◆ **Records for the task**
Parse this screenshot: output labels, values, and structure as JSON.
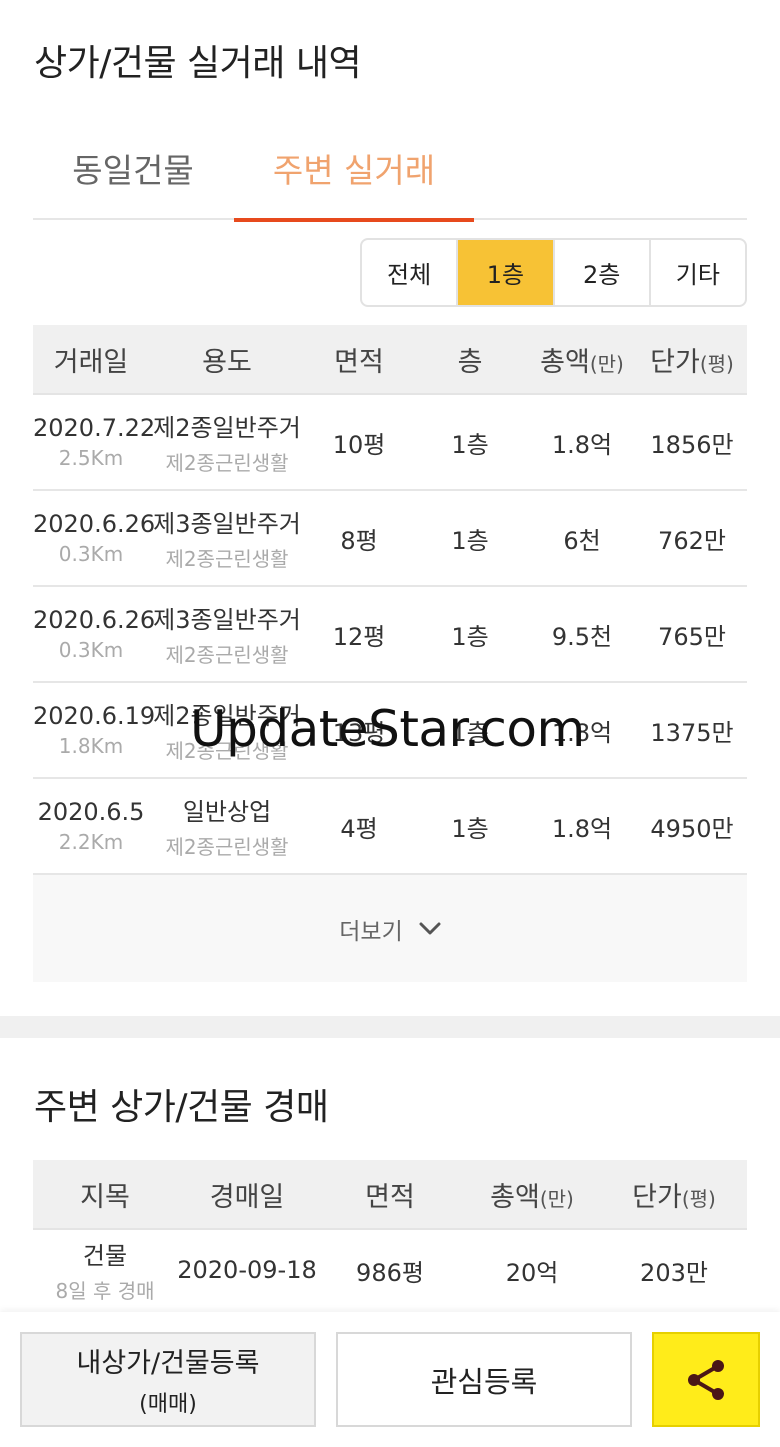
{
  "section1": {
    "title": "상가/건물 실거래 내역"
  },
  "tabs": [
    {
      "label": "동일건물"
    },
    {
      "label": "주변 실거래"
    }
  ],
  "floor_filter": [
    {
      "label": "전체"
    },
    {
      "label": "1층"
    },
    {
      "label": "2층"
    },
    {
      "label": "기타"
    }
  ],
  "trade_table": {
    "headers": {
      "date": "거래일",
      "use": "용도",
      "area": "면적",
      "floor": "층",
      "total": "총액",
      "total_unit": "(만)",
      "unit_price": "단가",
      "unit_price_unit": "(평)"
    },
    "rows": [
      {
        "date": "2020.7.22",
        "distance": "2.5Km",
        "zone": "제2종일반주거",
        "use": "제2종근린생활",
        "area": "10평",
        "floor": "1층",
        "total": "1.8억",
        "unit_price": "1856만"
      },
      {
        "date": "2020.6.26",
        "distance": "0.3Km",
        "zone": "제3종일반주거",
        "use": "제2종근린생활",
        "area": "8평",
        "floor": "1층",
        "total": "6천",
        "unit_price": "762만"
      },
      {
        "date": "2020.6.26",
        "distance": "0.3Km",
        "zone": "제3종일반주거",
        "use": "제2종근린생활",
        "area": "12평",
        "floor": "1층",
        "total": "9.5천",
        "unit_price": "765만"
      },
      {
        "date": "2020.6.19",
        "distance": "1.8Km",
        "zone": "제2종일반주거",
        "use": "제2종근린생활",
        "area": "13평",
        "floor": "1층",
        "total": "1.8억",
        "unit_price": "1375만"
      },
      {
        "date": "2020.6.5",
        "distance": "2.2Km",
        "zone": "일반상업",
        "use": "제2종근린생활",
        "area": "4평",
        "floor": "1층",
        "total": "1.8억",
        "unit_price": "4950만"
      }
    ]
  },
  "more_button": {
    "label": "더보기"
  },
  "section2": {
    "title": "주변 상가/건물 경매"
  },
  "auction_table": {
    "headers": {
      "land_type": "지목",
      "auction_date": "경매일",
      "area": "면적",
      "total": "총액",
      "total_unit": "(만)",
      "unit_price": "단가",
      "unit_price_unit": "(평)"
    },
    "rows": [
      {
        "land_type": "건물",
        "remaining": "8일 후 경매",
        "auction_date": "2020-09-18",
        "area": "986평",
        "total": "20억",
        "unit_price": "203만"
      }
    ]
  },
  "bottom_bar": {
    "register_label": "내상가/건물등록",
    "register_sub": "(매매)",
    "favorite_label": "관심등록"
  },
  "watermark": "UpdateStar.com",
  "colors": {
    "accent_tab": "#f0a36e",
    "tab_underline": "#e74a1d",
    "filter_active": "#f7c235",
    "share_button": "#ffec1a"
  }
}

◆ **Problem statement**
Return to the listing above and set it down exactly, leaving out its pictures.

◆ **Solution to the problem**
Parse this screenshot: output labels, values, and structure as JSON.
{
  "section1": {
    "title": "상가/건물 실거래 내역"
  },
  "tabs": [
    {
      "label": "동일건물"
    },
    {
      "label": "주변 실거래"
    }
  ],
  "floor_filter": [
    {
      "label": "전체"
    },
    {
      "label": "1층"
    },
    {
      "label": "2층"
    },
    {
      "label": "기타"
    }
  ],
  "trade_table": {
    "headers": {
      "date": "거래일",
      "use": "용도",
      "area": "면적",
      "floor": "층",
      "total": "총액",
      "total_unit": "(만)",
      "unit_price": "단가",
      "unit_price_unit": "(평)"
    },
    "rows": [
      {
        "date": "2020.7.22",
        "distance": "2.5Km",
        "zone": "제2종일반주거",
        "use": "제2종근린생활",
        "area": "10평",
        "floor": "1층",
        "total": "1.8억",
        "unit_price": "1856만"
      },
      {
        "date": "2020.6.26",
        "distance": "0.3Km",
        "zone": "제3종일반주거",
        "use": "제2종근린생활",
        "area": "8평",
        "floor": "1층",
        "total": "6천",
        "unit_price": "762만"
      },
      {
        "date": "2020.6.26",
        "distance": "0.3Km",
        "zone": "제3종일반주거",
        "use": "제2종근린생활",
        "area": "12평",
        "floor": "1층",
        "total": "9.5천",
        "unit_price": "765만"
      },
      {
        "date": "2020.6.19",
        "distance": "1.8Km",
        "zone": "제2종일반주거",
        "use": "제2종근린생활",
        "area": "13평",
        "floor": "1층",
        "total": "1.8억",
        "unit_price": "1375만"
      },
      {
        "date": "2020.6.5",
        "distance": "2.2Km",
        "zone": "일반상업",
        "use": "제2종근린생활",
        "area": "4평",
        "floor": "1층",
        "total": "1.8억",
        "unit_price": "4950만"
      }
    ]
  },
  "more_button": {
    "label": "더보기"
  },
  "section2": {
    "title": "주변 상가/건물 경매"
  },
  "auction_table": {
    "headers": {
      "land_type": "지목",
      "auction_date": "경매일",
      "area": "면적",
      "total": "총액",
      "total_unit": "(만)",
      "unit_price": "단가",
      "unit_price_unit": "(평)"
    },
    "rows": [
      {
        "land_type": "건물",
        "remaining": "8일 후 경매",
        "auction_date": "2020-09-18",
        "area": "986평",
        "total": "20억",
        "unit_price": "203만"
      }
    ]
  },
  "bottom_bar": {
    "register_label": "내상가/건물등록",
    "register_sub": "(매매)",
    "favorite_label": "관심등록"
  },
  "watermark": "UpdateStar.com",
  "colors": {
    "accent_tab": "#f0a36e",
    "tab_underline": "#e74a1d",
    "filter_active": "#f7c235",
    "share_button": "#ffec1a"
  }
}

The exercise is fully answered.